◆ Instructions for the task
Copy the records below exactly, leaving out every picture.

Figure record listings
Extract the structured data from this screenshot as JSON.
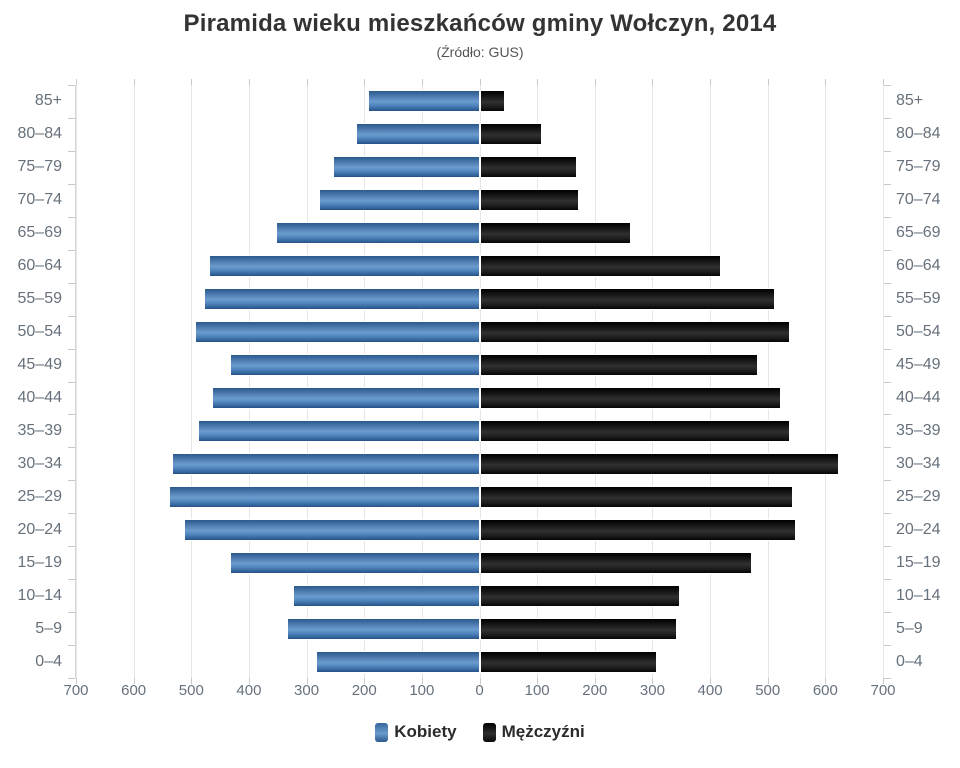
{
  "title": "Piramida wieku mieszkańców gminy Wołczyn, 2014",
  "subtitle": "(Źródło: GUS)",
  "legend": {
    "kobiety_label": "Kobiety",
    "mezczyzni_label": "Mężczyźni"
  },
  "colors": {
    "kobiety": "#4779b4",
    "mezczyzni": "#1a1a1a",
    "axis_text": "#66717c",
    "gridline": "#e6e6e6",
    "title_text": "#333333"
  },
  "chart_data": {
    "type": "bar",
    "subtype": "population-pyramid",
    "title": "Piramida wieku mieszkańców gminy Wołczyn, 2014",
    "subtitle": "(Źródło: GUS)",
    "categories": [
      "85+",
      "80–84",
      "75–79",
      "70–74",
      "65–69",
      "60–64",
      "55–59",
      "50–54",
      "45–49",
      "40–44",
      "35–39",
      "30–34",
      "25–29",
      "20–24",
      "15–19",
      "10–14",
      "5–9",
      "0–4"
    ],
    "series": [
      {
        "name": "Kobiety",
        "side": "left",
        "color": "#4779b4",
        "values": [
          190,
          210,
          250,
          275,
          350,
          465,
          475,
          490,
          430,
          460,
          485,
          530,
          535,
          510,
          430,
          320,
          330,
          280
        ]
      },
      {
        "name": "Mężczyźni",
        "side": "right",
        "color": "#1a1a1a",
        "values": [
          40,
          105,
          165,
          170,
          260,
          415,
          510,
          535,
          480,
          520,
          535,
          620,
          540,
          545,
          470,
          345,
          340,
          305
        ]
      }
    ],
    "xlabel": "",
    "ylabel": "",
    "axis_max_each_side": 700,
    "x_tick_step": 100,
    "x_tick_labels": [
      "700",
      "600",
      "500",
      "400",
      "300",
      "200",
      "100",
      "0",
      "100",
      "200",
      "300",
      "400",
      "500",
      "600",
      "700"
    ],
    "grid": true,
    "legend_position": "bottom"
  }
}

◆ Complete answer
Extract the structured data from this screenshot as JSON.
{
  "title": "Piramida wieku mieszkańców gminy Wołczyn, 2014",
  "subtitle": "(Źródło: GUS)",
  "legend": {
    "kobiety_label": "Kobiety",
    "mezczyzni_label": "Mężczyźni"
  },
  "colors": {
    "kobiety": "#4779b4",
    "mezczyzni": "#1a1a1a",
    "axis_text": "#66717c",
    "gridline": "#e6e6e6",
    "title_text": "#333333"
  },
  "chart_data": {
    "type": "bar",
    "subtype": "population-pyramid",
    "title": "Piramida wieku mieszkańców gminy Wołczyn, 2014",
    "subtitle": "(Źródło: GUS)",
    "categories": [
      "85+",
      "80–84",
      "75–79",
      "70–74",
      "65–69",
      "60–64",
      "55–59",
      "50–54",
      "45–49",
      "40–44",
      "35–39",
      "30–34",
      "25–29",
      "20–24",
      "15–19",
      "10–14",
      "5–9",
      "0–4"
    ],
    "series": [
      {
        "name": "Kobiety",
        "side": "left",
        "color": "#4779b4",
        "values": [
          190,
          210,
          250,
          275,
          350,
          465,
          475,
          490,
          430,
          460,
          485,
          530,
          535,
          510,
          430,
          320,
          330,
          280
        ]
      },
      {
        "name": "Mężczyźni",
        "side": "right",
        "color": "#1a1a1a",
        "values": [
          40,
          105,
          165,
          170,
          260,
          415,
          510,
          535,
          480,
          520,
          535,
          620,
          540,
          545,
          470,
          345,
          340,
          305
        ]
      }
    ],
    "xlabel": "",
    "ylabel": "",
    "axis_max_each_side": 700,
    "x_tick_step": 100,
    "x_tick_labels": [
      "700",
      "600",
      "500",
      "400",
      "300",
      "200",
      "100",
      "0",
      "100",
      "200",
      "300",
      "400",
      "500",
      "600",
      "700"
    ],
    "grid": true,
    "legend_position": "bottom"
  }
}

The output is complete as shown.